- _Problems to work on_
A: Print everything in the Iron Lotus essay from "A bonsai plant, along" down to "trim a kitten!".
B: According to the Iron Lotus essay, which organization said that the site's content may be faked?
C: Carry the Iron Lotus essay forward from its last sentence.

** Start of Text section **

Iron Lotus
Exploring how rigid constraints shape us; Bonzai Kittens, Wilhelm Reich's Characterology, the rise and fall of the American posture, and the machine that makes the shoes that we wear
On December 20th, 2000, the ending of the first year of the dawn of the new millennium and the last day that I was 10 years old, a legendary website called bonsaikitten.com went online. It claimed to provide a set of instructions on how to grow a kitten from infancy inside of a jar such that, like those famous Japanese square-shaped watermelons, its body would conform to the shape of the container.
From our modern, cynical and internet-poisoned vantage point, it is sometimes hard to forget that people are pretty gullible. A wave of outrage exploded, and continued unabated even after the webmaster Dr. Michael Wong Chang was revealed to be an alias for a bored MIT student. The site was taken down less than two weeks later, but mirrors quickly popped up all over the net. An actual FBI investigation was launched.
Animal rights organizations, flooded with complaints, rushed to issue statements condemning the website:
“While the site’s content may be faked, the issue it is campaigning for may create violence towards animals” —MSPCA
As hilarious as the imagery of a small defenceless kitten trapped inside of a jar and slowly crushed into the shape of a rectangle (or spiral, or klein bottle) may or may not be, the site was clearly inspired by the historical practice of foot binding, which was an extremely painful three year long process where the feet of young girls were repeatedly broken and tightly bound to make them smaller.
A bonsai plant, along with its more widely encountered counterpart the topiary garden, achieves its miniature yet mature form through a long and delicate process of trimming during the formative years of the tree. It is not possible to trim a kitten!

** End of Text section **
** Start of Material shown **

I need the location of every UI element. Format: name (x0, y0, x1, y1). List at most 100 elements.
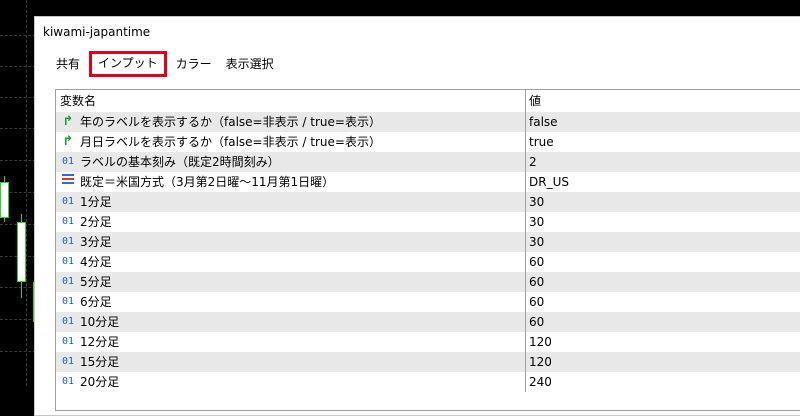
int-icon: 01 (61, 196, 75, 207)
parameter-name: 4分足 (80, 255, 112, 269)
inputs-table: 変数名 値 ↱ 年のラベルを表示するか（false=非表示 / true=表示） f… (55, 89, 800, 411)
parameter-name: 月日ラベルを表示するか（false=非表示 / true=表示） (80, 135, 381, 149)
parameter-name-cell: 01 2分足 (56, 212, 526, 232)
parameter-name-cell: 01 10分足 (56, 312, 526, 332)
properties-dialog: kiwami-japantime 共有 インプット カラー 表示選択 変数名 値… (34, 16, 800, 416)
parameter-value-cell[interactable]: 240 (526, 372, 800, 392)
parameter-name: 20分足 (80, 375, 120, 389)
tab-common[interactable]: 共有 (49, 53, 87, 75)
int-icon: 01 (61, 236, 75, 247)
parameter-name-cell: 01 20分足 (56, 372, 526, 392)
table-row[interactable]: ↱ 年のラベルを表示するか（false=非表示 / true=表示） false (56, 112, 800, 132)
parameter-value-cell[interactable]: 2 (526, 152, 800, 172)
parameter-name: 1分足 (80, 195, 112, 209)
parameter-value-cell[interactable]: 60 (526, 252, 800, 272)
int-icon: 01 (61, 276, 75, 287)
table-row[interactable]: 01 6分足 60 (56, 292, 800, 312)
grid-line (0, 35, 36, 36)
table-row[interactable]: 01 15分足 120 (56, 352, 800, 372)
parameter-name: 5分足 (80, 275, 112, 289)
grid-line (0, 319, 36, 320)
table-row[interactable]: 01 12分足 120 (56, 332, 800, 352)
enum-icon (60, 172, 76, 192)
table-row[interactable]: 01 10分足 60 (56, 312, 800, 332)
int-icon: 01 (61, 336, 75, 347)
parameter-value-cell[interactable]: true (526, 132, 800, 152)
table-body: ↱ 年のラベルを表示するか（false=非表示 / true=表示） false ↱ 月… (56, 112, 800, 392)
tab-bar: 共有 インプット カラー 表示選択 (35, 51, 281, 77)
parameter-value-cell[interactable]: 30 (526, 232, 800, 252)
parameter-value-cell[interactable]: 120 (526, 352, 800, 372)
candle (17, 222, 26, 282)
parameter-name: 6分足 (80, 295, 112, 309)
table-row[interactable]: 01 4分足 60 (56, 252, 800, 272)
parameter-value: false (529, 115, 558, 129)
tab-colors[interactable]: カラー (169, 53, 219, 75)
parameter-value-cell[interactable]: 30 (526, 192, 800, 212)
parameter-value: 60 (529, 275, 545, 289)
parameter-name: 3分足 (80, 235, 112, 249)
parameter-value: DR_US (529, 175, 569, 189)
parameter-value-cell[interactable]: DR_US (526, 172, 800, 192)
title-bar[interactable]: kiwami-japantime (35, 17, 800, 47)
grid-line (0, 97, 36, 98)
parameter-value-cell[interactable]: 30 (526, 212, 800, 232)
window-title: kiwami-japantime (43, 25, 151, 39)
grid-line (0, 351, 36, 352)
int-icon: 01 (61, 376, 75, 387)
tab-inputs[interactable]: インプット (89, 51, 167, 77)
parameter-value-cell[interactable]: 60 (526, 272, 800, 292)
parameter-name: 既定＝米国方式（3月第2日曜〜11月第1日曜） (80, 175, 335, 189)
column-header-value-label: 値 (529, 94, 542, 108)
parameter-name-cell: 01 5分足 (56, 272, 526, 292)
parameter-name-cell: 既定＝米国方式（3月第2日曜〜11月第1日曜） (56, 172, 526, 192)
parameter-value: 30 (529, 195, 545, 209)
parameter-value: 30 (529, 235, 545, 249)
parameter-name-cell: 01 4分足 (56, 252, 526, 272)
bool-icon: ↱ (62, 134, 74, 149)
table-row[interactable]: ↱ 月日ラベルを表示するか（false=非表示 / true=表示） true (56, 132, 800, 152)
int-icon: 01 (61, 216, 75, 227)
parameter-value: true (529, 135, 554, 149)
parameter-name-cell: ↱ 年のラベルを表示するか（false=非表示 / true=表示） (56, 112, 526, 132)
table-row[interactable]: 01 3分足 30 (56, 232, 800, 252)
int-icon: 01 (61, 156, 75, 167)
column-header-value[interactable]: 値 (526, 90, 800, 112)
parameter-name: 10分足 (80, 315, 120, 329)
parameter-name: ラベルの基本刻み（既定2時間刻み） (80, 155, 280, 169)
column-header-name-label: 変数名 (60, 94, 97, 108)
candle (0, 182, 9, 218)
parameter-name-cell: 01 15分足 (56, 352, 526, 372)
parameter-value: 60 (529, 295, 545, 309)
parameter-name: 年のラベルを表示するか（false=非表示 / true=表示） (80, 115, 381, 129)
parameter-name-cell: 01 3分足 (56, 232, 526, 252)
int-icon: 01 (61, 296, 75, 307)
table-row[interactable]: 既定＝米国方式（3月第2日曜〜11月第1日曜） DR_US (56, 172, 800, 192)
grid-line (0, 66, 36, 67)
table-row[interactable]: 01 ラベルの基本刻み（既定2時間刻み） 2 (56, 152, 800, 172)
parameter-name-cell: 01 12分足 (56, 332, 526, 352)
parameter-value-cell[interactable]: false (526, 112, 800, 132)
table-row[interactable]: 01 1分足 30 (56, 192, 800, 212)
parameter-value: 120 (529, 335, 552, 349)
parameter-value-cell[interactable]: 60 (526, 292, 800, 312)
table-header: 変数名 値 (56, 90, 800, 112)
int-icon: 01 (61, 316, 75, 327)
table-row[interactable]: 01 2分足 30 (56, 212, 800, 232)
parameter-value-cell[interactable]: 120 (526, 332, 800, 352)
parameter-value-cell[interactable]: 60 (526, 312, 800, 332)
grid-line (26, 0, 27, 386)
table-row[interactable]: 01 20分足 240 (56, 372, 800, 392)
parameter-value: 60 (529, 315, 545, 329)
parameter-name-cell: ↱ 月日ラベルを表示するか（false=非表示 / true=表示） (56, 132, 526, 152)
parameter-name-cell: 01 6分足 (56, 292, 526, 312)
parameter-value: 240 (529, 375, 552, 389)
parameter-value: 120 (529, 355, 552, 369)
parameter-name-cell: 01 1分足 (56, 192, 526, 212)
table-row[interactable]: 01 5分足 60 (56, 272, 800, 292)
parameter-name-cell: 01 ラベルの基本刻み（既定2時間刻み） (56, 152, 526, 172)
column-header-name[interactable]: 変数名 (56, 90, 526, 112)
grid-line (0, 287, 36, 288)
tab-visualization[interactable]: 表示選択 (219, 53, 281, 75)
parameter-name: 2分足 (80, 215, 112, 229)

** End of Material shown **

- _Outputs_
A:
A bonsai plant, along with its more widely encountered counterpart the topiary garden, achieves its miniature yet mature form through a long and delicate process of trimming during the formative years of the tree. It is not possible to trim a kitten!

B: The MSPCA.

C:
However, fortunately the Oriental artists of yore were also expert in the modification of animal forms. Both foot-binding and head-binding were practiced in the Far East, for the purpose of miniaturizing the feet and shaping the head into attractive shapes. This technique is also the principle behind the well-known corset, which is regaining popularity in recent years.
By physically constraining the growth of a developing living thing, it can be directed to take the shape of the vessel that constrains it. Just as a topiary gardener produces bushes that take the forms of animals or any other thing, you no longer need be satisfied with a housepet having the same mundane shape as all other members of its species.
With Bonsai Kitten, a world of variation awaits you, limited only by your own imagination. (source)
The conventional view of this somewhat unhinged practice (foot binding, not bonsai kitten-ing) is that it was done to please a powerful lobby of foot fetishists who preferred incredibly small feet; giving well-cultured women a delicate and dainty lotus gait made up of tiny steps and a swaying walk that set them apart from the poors with their ugly, mannish, and cravenly functional stompers.
The most desirable bride possessed a three-inch foot, known as a “golden lotus.” It was respectable to have four-inch feet—a silver lotus—but feet five inches or longer were dismissed as iron lotuses. The marriage prospects for such a girl were dim indeed. (source)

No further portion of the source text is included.